## DO THIS
Write out all the entries word for word, but skip any images.

-- -- --

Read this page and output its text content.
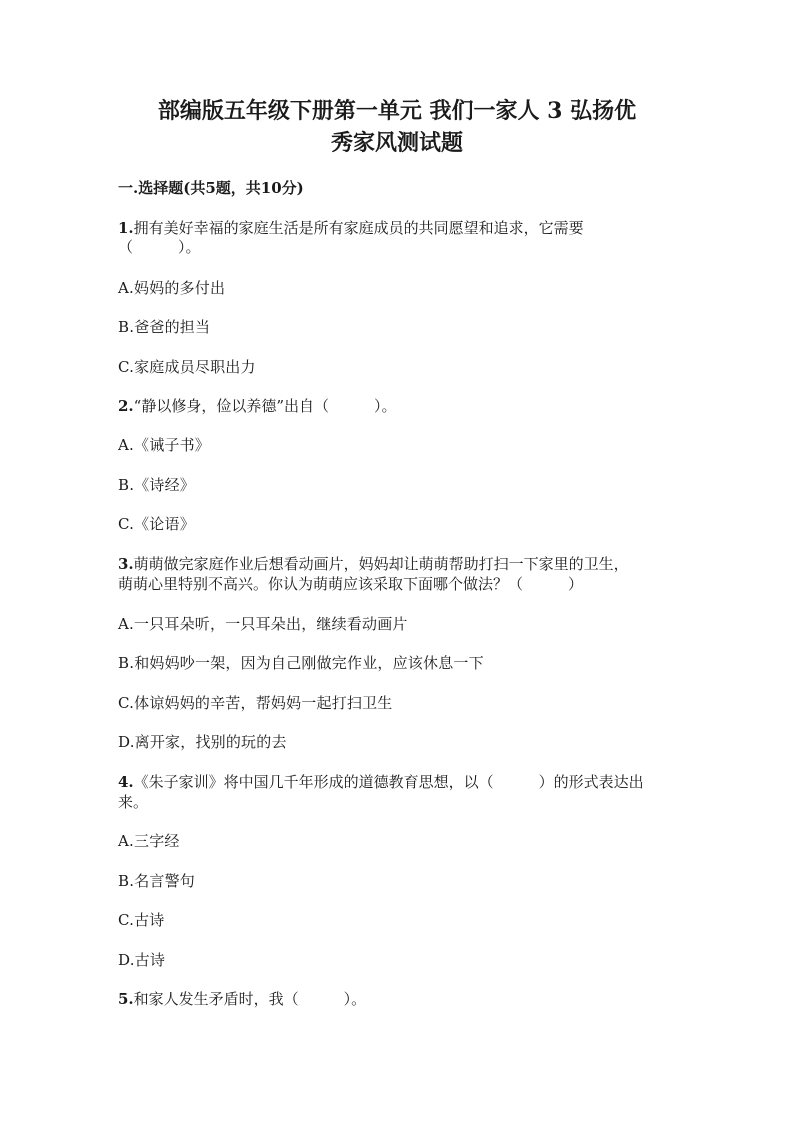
部编版五年级下册第一单元 我们一家人 3 弘扬优
秀家风测试题
一.选择题(共5题，共10分)
1.拥有美好幸福的家庭生活是所有家庭成员的共同愿望和追求，它需要
（　　　）。
A.妈妈的多付出
B.爸爸的担当
C.家庭成员尽职出力
2.“静以修身，俭以养德”出自（　　　）。
A.《诫子书》
B.《诗经》
C.《论语》
3.萌萌做完家庭作业后想看动画片，妈妈却让萌萌帮助打扫一下家里的卫生，
萌萌心里特别不高兴。你认为萌萌应该采取下面哪个做法？（　　　）
A.一只耳朵听，一只耳朵出，继续看动画片
B.和妈妈吵一架，因为自己刚做完作业，应该休息一下
C.体谅妈妈的辛苦，帮妈妈一起打扫卫生
D.离开家，找别的玩的去
4.《朱子家训》将中国几千年形成的道德教育思想，以（　　　）的形式表达出
来。
A.三字经
B.名言警句
C.古诗
D.古诗
5.和家人发生矛盾时，我（　　　）。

-- -- --

## EXERCISE OUTPUT
Read this page and output its text content.
部编版五年级下册第一单元 我们一家人 3 弘扬优
秀家风测试题
一.选择题(共5题，共10分)
1.拥有美好幸福的家庭生活是所有家庭成员的共同愿望和追求，它需要
（　　　）。
A.妈妈的多付出
B.爸爸的担当
C.家庭成员尽职出力
2.“静以修身，俭以养德”出自（　　　）。
A.《诫子书》
B.《诗经》
C.《论语》
3.萌萌做完家庭作业后想看动画片，妈妈却让萌萌帮助打扫一下家里的卫生，
萌萌心里特别不高兴。你认为萌萌应该采取下面哪个做法？（　　　）
A.一只耳朵听，一只耳朵出，继续看动画片
B.和妈妈吵一架，因为自己刚做完作业，应该休息一下
C.体谅妈妈的辛苦，帮妈妈一起打扫卫生
D.离开家，找别的玩的去
4.《朱子家训》将中国几千年形成的道德教育思想，以（　　　）的形式表达出
来。
A.三字经
B.名言警句
C.古诗
D.古诗
5.和家人发生矛盾时，我（　　　）。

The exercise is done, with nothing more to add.